**EXERCISE BRIEF:**
Search the data for the string "used", and report each line where it is found.

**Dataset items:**
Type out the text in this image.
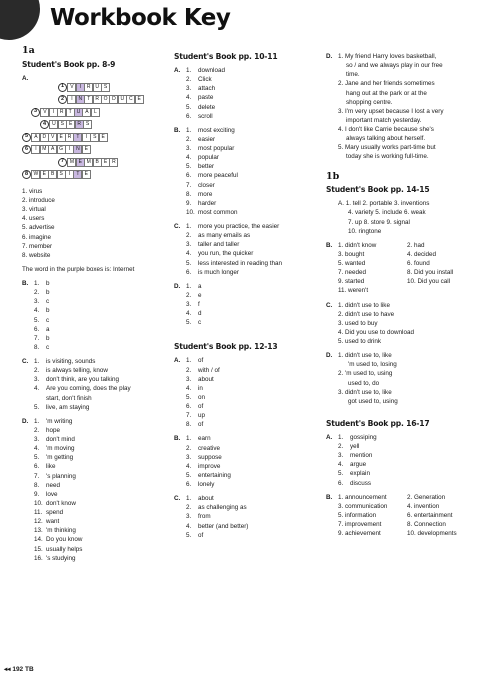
Workbook Key
1a
Student's Book pp. 8-9
A.
1	V	I	R U S
2	I	N	T	R O D U C E
3	V	I	R	T	U A	L
4	U S	E R S
5	A D V	E R	T	I	S	E
6	I	M A G	I	N E
7	M E M B	E R
8	W E	B	S	I	T	E
1. virus
2. introduce
3. virtual
4. users
5. advertise
6. imagine
7. member
8. website
The word in the purple boxes is: Internet
B. 1.	b
2.	b
3.	c
4.	b
5.	c
6.	a
7.	b
8.	c
C. 1.	is visiting, sounds
2.	is always telling, know
3.	don't think, are you talking
4.	Are you coming, does the play
start, don't finish
5.	live, am staying
D. 1.	'm writing
2.	hope
3.	don't mind
4.	'm moving
5.	'm getting
6.	like
7.	's planning
8.	need
9.	love
10. don't know
11. spend
12. want
13. 'm thinking
14. Do you know
15. usually helps
16. 's studying
Student's Book pp. 10-11
A. 1.	download
2.	Click
3.	attach
4.	paste
5.	delete
6.	scroll
B. 1.	most exciting
2.	easier
3.	most popular
4.	popular
5.	better
6.	more peaceful
7.	closer
8.	more
9.	harder
10. most common
C. 1.	more you practice, the easier
2.	as many emails as
3.	taller and taller
4.	you run, the quicker
5.	less interested in reading than
6.	is much longer
D. 1.	a
2.	e
3.	f
4.	d
5.	c
Student's Book pp. 12-13
A. 1.	of
2.	with / of
3.	about
4.	in
5.	on
6.	of
7.	up
8.	of
B. 1.	earn
2.	creative
3.	suppose
4.	improve
5.	entertaining
6.	lonely
C. 1.	about
2.	as challenging as
3.	from
4.	better (and better)
5.	of
D. 1. My friend Harry loves basketball,
so / and we always play in our free
time.
2. Jane and her friends sometimes
hang out at the park or at the
shopping centre.
3. I'm very upset because I lost a very
important match yesterday.
4. I don't like Carrie because she's
always talking about herself.
5. Mary usually works part-time but
today she is working full-time.
1b
Student's Book pp. 14-15
A. 1. tell 2. portable 3. inventions
4. variety 5. include 6. weak
7. up 8. store 9. signal
10. ringtone
B. 1. didn't know	2. had
3. bought	4. decided
5. wanted	6. found
7. needed	8. Did you install
9. started	10. Did you call
11. weren't
C. 1. didn't use to like
2. didn't use to have
3. used to buy
4. Did you use to download
5. used to drink
D. 1. didn't use to, like
'm used to, losing
2. 'm used to, using
used to, do
3. didn't use to, like
got used to, using
Student's Book pp. 16-17
A. 1.	gossiping
2.	yell
3.	mention
4.	argue
5.	explain
6.	discuss
B. 1. announcement	2. Generation
3. communication	4. invention
5. information	6. entertainment
7. improvement	8. Connection
9. achievement	10. developments
◂◂ 192 TB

**RESPONSE AREA:**
3. used to buy
5. used to drink
'm used to, losing
2. 'm used to, using
used to, do
got used to, using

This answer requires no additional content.